[Exercise requirements] Pick out each line in the data below that contains the string "rectifier" and copy it.

(Items from a data source)

/---

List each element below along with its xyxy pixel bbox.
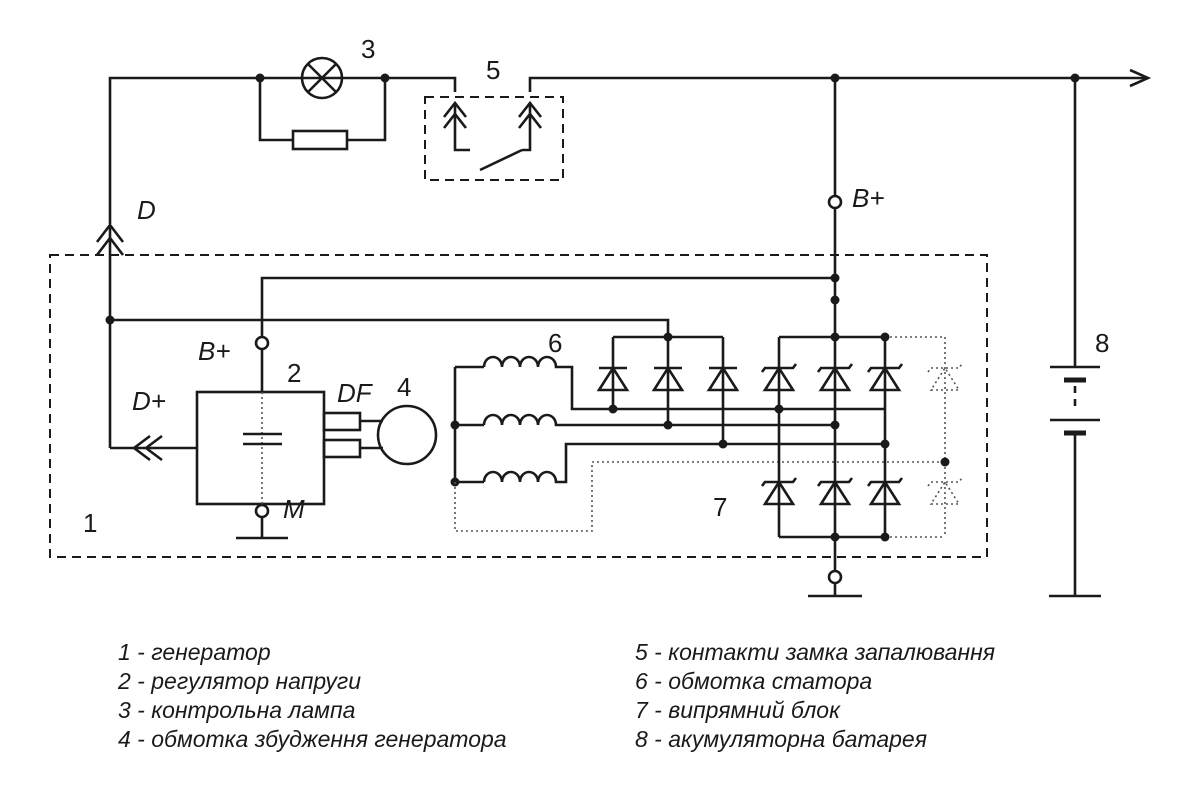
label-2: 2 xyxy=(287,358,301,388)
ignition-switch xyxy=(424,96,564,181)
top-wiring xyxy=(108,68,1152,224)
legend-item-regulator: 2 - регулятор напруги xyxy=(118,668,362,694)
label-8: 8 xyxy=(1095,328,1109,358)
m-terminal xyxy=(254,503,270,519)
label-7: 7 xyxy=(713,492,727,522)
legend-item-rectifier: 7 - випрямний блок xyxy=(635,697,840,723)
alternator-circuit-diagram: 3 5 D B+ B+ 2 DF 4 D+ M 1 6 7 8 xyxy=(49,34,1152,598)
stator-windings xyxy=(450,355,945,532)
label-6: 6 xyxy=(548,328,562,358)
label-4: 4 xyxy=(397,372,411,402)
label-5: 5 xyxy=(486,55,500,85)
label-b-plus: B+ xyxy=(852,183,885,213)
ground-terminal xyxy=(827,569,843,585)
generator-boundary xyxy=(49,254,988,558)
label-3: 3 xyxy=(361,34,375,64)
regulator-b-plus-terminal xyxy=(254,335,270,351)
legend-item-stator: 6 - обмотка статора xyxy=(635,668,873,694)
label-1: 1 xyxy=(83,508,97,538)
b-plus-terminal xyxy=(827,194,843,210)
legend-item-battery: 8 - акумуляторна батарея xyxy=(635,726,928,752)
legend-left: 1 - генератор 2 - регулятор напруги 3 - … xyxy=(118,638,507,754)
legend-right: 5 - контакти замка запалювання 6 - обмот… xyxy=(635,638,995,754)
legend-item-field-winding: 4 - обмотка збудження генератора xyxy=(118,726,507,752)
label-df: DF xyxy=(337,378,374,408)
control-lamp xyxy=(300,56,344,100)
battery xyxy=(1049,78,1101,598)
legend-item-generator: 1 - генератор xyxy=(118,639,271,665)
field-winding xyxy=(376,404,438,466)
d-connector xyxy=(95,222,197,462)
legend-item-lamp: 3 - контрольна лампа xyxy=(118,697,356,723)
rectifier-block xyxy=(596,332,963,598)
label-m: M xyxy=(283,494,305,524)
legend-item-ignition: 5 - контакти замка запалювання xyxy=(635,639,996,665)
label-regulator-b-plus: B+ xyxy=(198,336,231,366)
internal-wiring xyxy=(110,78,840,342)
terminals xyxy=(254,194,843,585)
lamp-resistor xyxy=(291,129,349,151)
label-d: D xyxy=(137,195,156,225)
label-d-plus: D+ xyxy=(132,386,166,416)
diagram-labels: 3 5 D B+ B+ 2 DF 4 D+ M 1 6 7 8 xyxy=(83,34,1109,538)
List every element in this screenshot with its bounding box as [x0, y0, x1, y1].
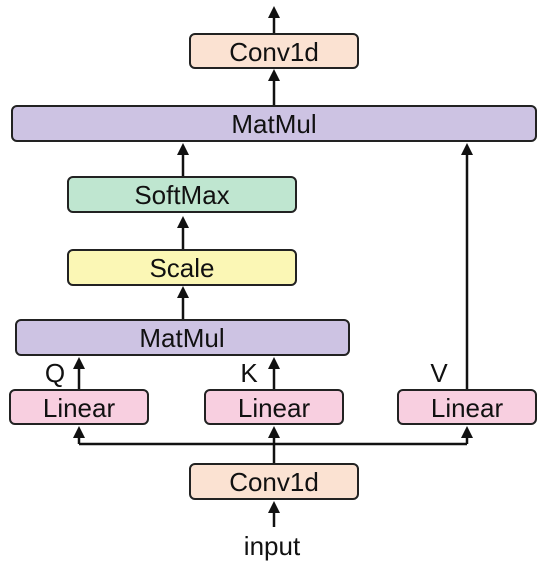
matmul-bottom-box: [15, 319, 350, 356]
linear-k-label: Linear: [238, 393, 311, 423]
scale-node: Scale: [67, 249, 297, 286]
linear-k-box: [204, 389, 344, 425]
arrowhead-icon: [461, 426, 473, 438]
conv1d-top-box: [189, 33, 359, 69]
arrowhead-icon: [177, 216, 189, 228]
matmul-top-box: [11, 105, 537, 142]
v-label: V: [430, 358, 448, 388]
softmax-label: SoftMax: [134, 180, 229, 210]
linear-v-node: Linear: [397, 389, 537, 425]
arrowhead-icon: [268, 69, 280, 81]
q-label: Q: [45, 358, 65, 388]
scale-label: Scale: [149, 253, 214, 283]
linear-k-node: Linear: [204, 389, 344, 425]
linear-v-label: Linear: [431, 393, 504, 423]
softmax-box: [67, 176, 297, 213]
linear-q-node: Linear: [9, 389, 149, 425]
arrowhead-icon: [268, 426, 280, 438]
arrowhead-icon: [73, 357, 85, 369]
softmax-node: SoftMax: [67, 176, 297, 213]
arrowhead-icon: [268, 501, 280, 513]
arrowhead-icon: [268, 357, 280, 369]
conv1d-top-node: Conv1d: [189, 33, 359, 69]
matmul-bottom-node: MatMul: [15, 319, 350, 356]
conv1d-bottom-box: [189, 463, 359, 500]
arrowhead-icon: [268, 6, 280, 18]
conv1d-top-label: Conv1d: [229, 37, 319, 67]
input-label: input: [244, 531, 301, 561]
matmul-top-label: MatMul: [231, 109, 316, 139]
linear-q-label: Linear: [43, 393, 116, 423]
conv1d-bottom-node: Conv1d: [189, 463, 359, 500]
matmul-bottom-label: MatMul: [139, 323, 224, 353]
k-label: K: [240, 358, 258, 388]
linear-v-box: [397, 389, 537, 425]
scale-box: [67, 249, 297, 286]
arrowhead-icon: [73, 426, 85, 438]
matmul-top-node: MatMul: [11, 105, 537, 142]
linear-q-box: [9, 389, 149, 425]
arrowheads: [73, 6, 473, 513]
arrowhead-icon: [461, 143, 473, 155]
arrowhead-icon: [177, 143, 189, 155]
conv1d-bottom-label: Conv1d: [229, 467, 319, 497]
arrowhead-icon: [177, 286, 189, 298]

\---

[Response to this task]
legend-item-rectifier: 7 - випрямний блок xyxy=(635,697,840,723)
rectifier-block xyxy=(596,332,963,598)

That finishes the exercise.